EXERCISE INPUTS:
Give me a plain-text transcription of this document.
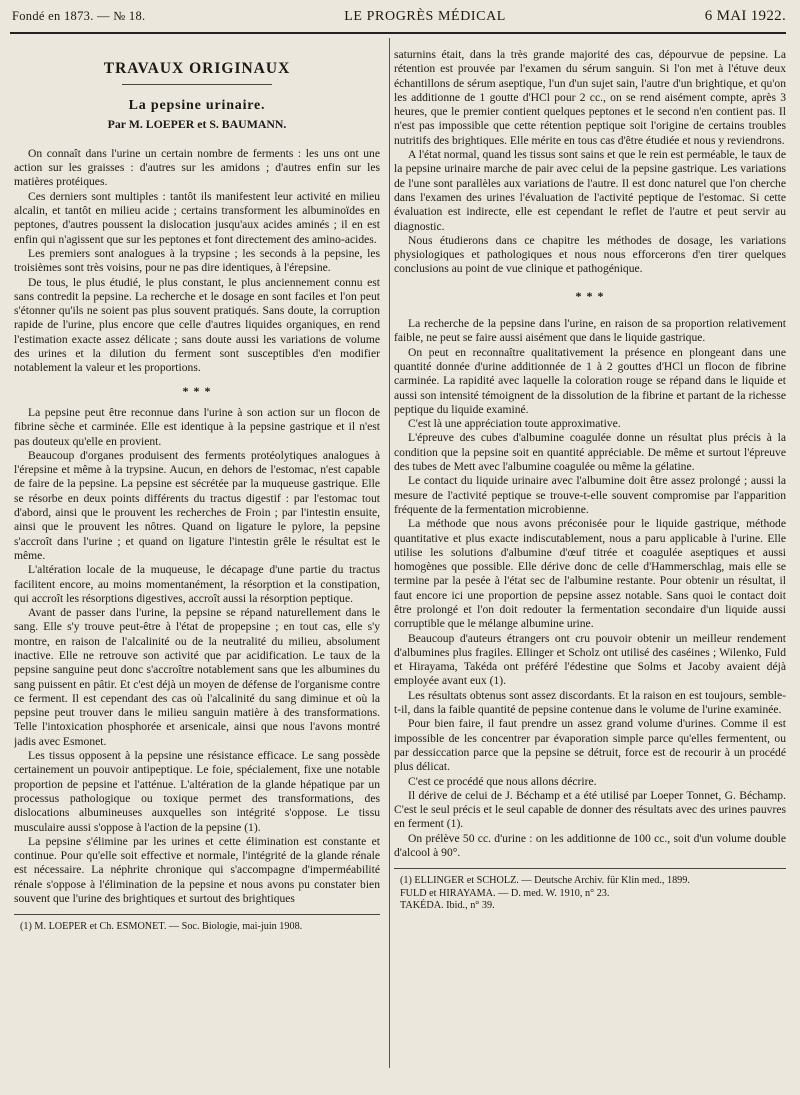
Fondé en 1873. — № 18.	LE PROGRÈS MÉDICAL	6 MAI 1922.
TRAVAUX ORIGINAUX
La pepsine urinaire.
Par M. LOEPER et S. BAUMANN.

On connaît dans l'urine un certain nombre de ferments : les uns ont une action sur les graisses : d'autres sur les amidons ; d'autres enfin sur les matières protéiques.

Ces derniers sont multiples : tantôt ils manifestent leur activité en milieu alcalin, et tantôt en milieu acide ; certains transforment les albuminoïdes en peptones, d'autres poussent la dislocation jusqu'aux acides aminés ; il en est enfin qui n'agissent que sur les peptones et font directement des amino-acides.

Les premiers sont analogues à la trypsine ; les seconds à la pepsine, les troisièmes sont très voisins, pour ne pas dire identiques, à l'érepsine.

De tous, le plus étudié, le plus constant, le plus anciennement connu est sans contredit la pepsine. La recherche et le dosage en sont faciles et l'on peut s'étonner qu'ils ne soient pas plus souvent pratiqués. Sans doute, la corruption rapide de l'urine, plus encore que celle d'autres liquides organiques, en rend l'estimation exacte assez délicate ; sans doute aussi les variations de volume des urines et la dilution du ferment sont susceptibles d'en modifier notablement la valeur et les proportions.

* * *

La pepsine peut être reconnue dans l'urine à son action sur un flocon de fibrine sèche et carminée. Elle est identique à la pepsine gastrique et il n'est pas douteux qu'elle en provient.

Beaucoup d'organes produisent des ferments protéolytiques analogues à l'érepsine et même à la trypsine. Aucun, en dehors de l'estomac, n'est capable de faire de la pepsine. La pepsine est sécrétée par la muqueuse gastrique. Elle se résorbe en deux points différents du tractus digestif : par l'estomac tout d'abord, ainsi que le prouvent les recherches de Froin ; par l'intestin ensuite, ainsi que le prouvent les nôtres. Quand on ligature le pylore, la pepsine s'accroît dans l'urine ; et quand on ligature l'intestin grêle le résultat est le même.

L'altération locale de la muqueuse, le décapage d'une partie du tractus facilitent encore, au moins momentanément, la résorption et la constipation, qui accroît les résorptions digestives, accroît aussi la résorption peptique.

Avant de passer dans l'urine, la pepsine se répand naturellement dans le sang. Elle s'y trouve peut-être à l'état de propepsine ; en tout cas, elle s'y montre, en raison de l'alcalinité ou de la neutralité du milieu, absolument inactive. Elle ne retrouve son activité que par acidification. Le taux de la pepsine sanguine peut donc s'accroître notablement sans que les albumines du sang puissent en pâtir. Et c'est déjà un moyen de défense de l'organisme contre ce ferment. Il est cependant des cas où l'alcalinité du sang diminue et où la pepsine peut trouver dans le milieu sanguin matière à des transformations. Telle l'intoxication phosphorée et arsenicale, ainsi que nous l'avons montré jadis avec Esmonet.

Les tissus opposent à la pepsine une résistance efficace. Le sang possède certainement un pouvoir antipeptique. Le foie, spécialement, fixe une notable proportion de pepsine et l'atténue. L'altération de la glande hépatique par un processus pathologique ou toxique permet des transformations, des dislocations albumineuses auxquelles son intégrité s'oppose. Le tissu musculaire aussi s'oppose à l'action de la pepsine (1).

La pepsine s'élimine par les urines et cette élimination est constante et continue. Pour qu'elle soit effective et normale, l'intégrité de la glande rénale est nécessaire. La néphrite chronique qui s'accompagne d'imperméabilité rénale s'oppose à l'élimination de la pepsine et nous avons pu constater bien souvent que l'urine des brightiques et surtout des brightiques

(1) M. LOEPER et Ch. ESMONET. — Soc. Biologie, mai-juin 1908.

saturnins était, dans la très grande majorité des cas, dépourvue de pepsine. La rétention est prouvée par l'examen du sérum sanguin. Si l'on met à l'étuve deux échantillons de sérum aseptique, l'un d'un sujet sain, l'autre d'un brightique, et qu'on les additionne de 1 goutte d'HCl pour 2 cc., on se rend aisément compte, après 3 heures, que le premier contient quelques peptones et le second n'en contient pas. Il n'est pas impossible que cette rétention peptique soit l'origine de certains troubles nutritifs des brightiques. Elle mérite en tous cas d'être étudiée et nous y reviendrons.

A l'état normal, quand les tissus sont sains et que le rein est perméable, le taux de la pepsine urinaire marche de pair avec celui de la pepsine gastrique. Les variations de l'une sont parallèles aux variations de l'autre. Il est donc naturel que l'on cherche dans l'examen des urines l'évaluation de l'activité peptique de l'estomac. Si cette évaluation est indirecte, elle est cependant le reflet de l'autre et peut servir au diagnostic.

Nous étudierons dans ce chapitre les méthodes de dosage, les variations physiologiques et pathologiques et nous nous efforcerons d'en tirer quelques conclusions au point de vue clinique et pathogénique.

* * *

La recherche de la pepsine dans l'urine, en raison de sa proportion relativement faible, ne peut se faire aussi aisément que dans le liquide gastrique.

On peut en reconnaître qualitativement la présence en plongeant dans une quantité donnée d'urine additionnée de 1 à 2 gouttes d'HCl un flocon de fibrine carminée. La rapidité avec laquelle la coloration rouge se répand dans le liquide et aussi son intensité témoignent de la dissolution de la fibrine et partant de la richesse peptique du liquide examiné.

C'est là une appréciation toute approximative.

L'épreuve des cubes d'albumine coagulée donne un résultat plus précis à la condition que la pepsine soit en quantité appréciable. De même et surtout l'épreuve des tubes de Mett avec l'albumine coagulée ou même la gélatine.

Le contact du liquide urinaire avec l'albumine doit être assez prolongé ; aussi la mesure de l'activité peptique se trouve-t-elle souvent compromise par l'apparition fréquente de la fermentation microbienne.

La méthode que nous avons préconisée pour le liquide gastrique, méthode quantitative et plus exacte indiscutablement, nous a paru applicable à l'urine. Elle utilise les solutions d'albumine d'œuf titrée et coagulée aseptiques et aussi homogènes que possible. Elle dérive donc de celle d'Hammerschlag, mais elle se termine par la pesée à l'état sec de l'albumine restante. Pour obtenir un résultat, il faut encore ici une proportion de pepsine assez notable. Sans quoi le contact doit être prolongé et l'on doit redouter la fermentation secondaire d'un liquide aussi corruptible que le mélange albumine urine.

Beaucoup d'auteurs étrangers ont cru pouvoir obtenir un meilleur rendement d'albumines plus fragiles. Ellinger et Scholz ont utilisé des caséines ; Wilenko, Fuld et Hirayama, Takéda ont préféré l'édestine que Solms et Jacoby avaient déjà employée avant eux (1).

Les résultats obtenus sont assez discordants. Et la raison en est toujours, semble-t-il, dans la faible quantité de pepsine contenue dans le volume de l'urine examinée.

Pour bien faire, il faut prendre un assez grand volume d'urines. Comme il est impossible de les concentrer par évaporation simple parce qu'elles fermentent, ou par dessiccation parce que la pepsine se détruit, force est de recourir à un procédé plus délicat.

C'est ce procédé que nous allons décrire.

Il dérive de celui de J. Béchamp et a été utilisé par Loeper Tonnet, G. Béchamp. C'est le seul précis et le seul capable de donner des résultats avec des urines pauvres en ferment (1).

On prélève 50 cc. d'urine : on les additionne de 100 cc., soit d'un volume double d'alcool à 90°.

(1) ELLINGER et SCHOLZ. — Deutsche Archiv. für Klin med., 1899.

FULD et HIRAYAMA. — D. med. W. 1910, n° 23.

TAKÉDA. Ibid., n° 39.
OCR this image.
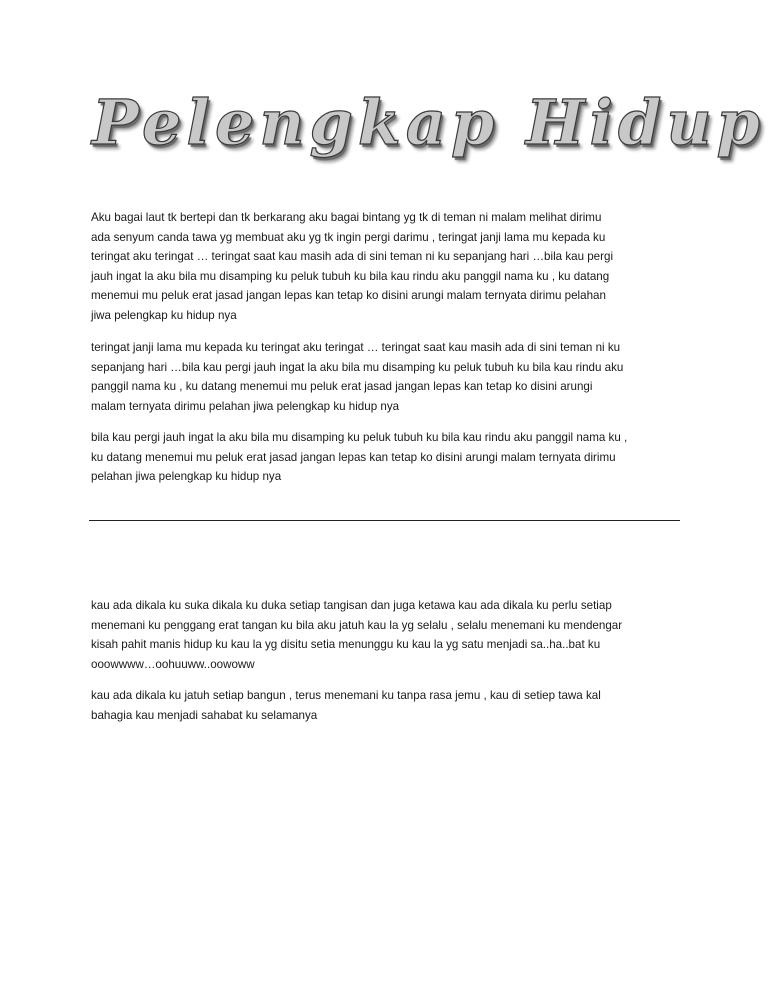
Pelengkap Hidup

Aku bagai laut tk bertepi dan tk berkarang aku bagai bintang yg tk di teman ni malam melihat dirimu
ada senyum canda tawa yg membuat aku yg tk ingin pergi darimu , teringat janji lama mu kepada ku
teringat aku teringat … teringat saat kau masih ada di sini teman ni ku sepanjang hari …bila kau pergi
jauh ingat la aku bila mu disamping ku peluk tubuh ku bila kau rindu aku panggil nama ku , ku datang
menemui mu peluk erat jasad jangan lepas kan tetap ko disini arungi malam ternyata dirimu pelahan
jiwa pelengkap ku hidup nya

teringat janji lama mu kepada ku teringat aku teringat … teringat saat kau masih ada di sini teman ni ku
sepanjang hari …bila kau pergi jauh ingat la aku bila mu disamping ku peluk tubuh ku bila kau rindu aku
panggil nama ku , ku datang menemui mu peluk erat jasad jangan lepas kan tetap ko disini arungi
malam ternyata dirimu pelahan jiwa pelengkap ku hidup nya

bila kau pergi jauh ingat la aku bila mu disamping ku peluk tubuh ku bila kau rindu aku panggil nama ku ,
ku datang menemui mu peluk erat jasad jangan lepas kan tetap ko disini arungi malam ternyata dirimu
pelahan jiwa pelengkap ku hidup nya

kau ada dikala ku suka dikala ku duka setiap tangisan dan juga ketawa kau ada dikala ku perlu setiap
menemani ku penggang erat tangan ku bila aku jatuh kau la yg selalu , selalu menemani ku mendengar
kisah pahit manis hidup ku kau la yg disitu setia menunggu ku kau la yg satu menjadi sa..ha..bat ku
ooowwww…oohuuww..oowoww

kau ada dikala ku jatuh setiap bangun , terus menemani ku tanpa rasa jemu , kau di setiep tawa kal
bahagia kau menjadi sahabat ku selamanya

TASK INSTRUCTIONS: Copy out exactly the lines from the one with "OCR this image." through the end of the listing, both ends included, omitting any picture.

RESPONSE TO THE TASK:
OCR this image.
Pelengkap Hidup

Aku bagai laut tk bertepi dan tk berkarang aku bagai bintang yg tk di teman ni malam melihat dirimu
ada senyum canda tawa yg membuat aku yg tk ingin pergi darimu , teringat janji lama mu kepada ku
teringat aku teringat … teringat saat kau masih ada di sini teman ni ku sepanjang hari …bila kau pergi
jauh ingat la aku bila mu disamping ku peluk tubuh ku bila kau rindu aku panggil nama ku , ku datang
menemui mu peluk erat jasad jangan lepas kan tetap ko disini arungi malam ternyata dirimu pelahan
jiwa pelengkap ku hidup nya

teringat janji lama mu kepada ku teringat aku teringat … teringat saat kau masih ada di sini teman ni ku
sepanjang hari …bila kau pergi jauh ingat la aku bila mu disamping ku peluk tubuh ku bila kau rindu aku
panggil nama ku , ku datang menemui mu peluk erat jasad jangan lepas kan tetap ko disini arungi
malam ternyata dirimu pelahan jiwa pelengkap ku hidup nya

bila kau pergi jauh ingat la aku bila mu disamping ku peluk tubuh ku bila kau rindu aku panggil nama ku ,
ku datang menemui mu peluk erat jasad jangan lepas kan tetap ko disini arungi malam ternyata dirimu
pelahan jiwa pelengkap ku hidup nya

kau ada dikala ku suka dikala ku duka setiap tangisan dan juga ketawa kau ada dikala ku perlu setiap
menemani ku penggang erat tangan ku bila aku jatuh kau la yg selalu , selalu menemani ku mendengar
kisah pahit manis hidup ku kau la yg disitu setia menunggu ku kau la yg satu menjadi sa..ha..bat ku
ooowwww…oohuuww..oowoww

kau ada dikala ku jatuh setiap bangun , terus menemani ku tanpa rasa jemu , kau di setiep tawa kal
bahagia kau menjadi sahabat ku selamanya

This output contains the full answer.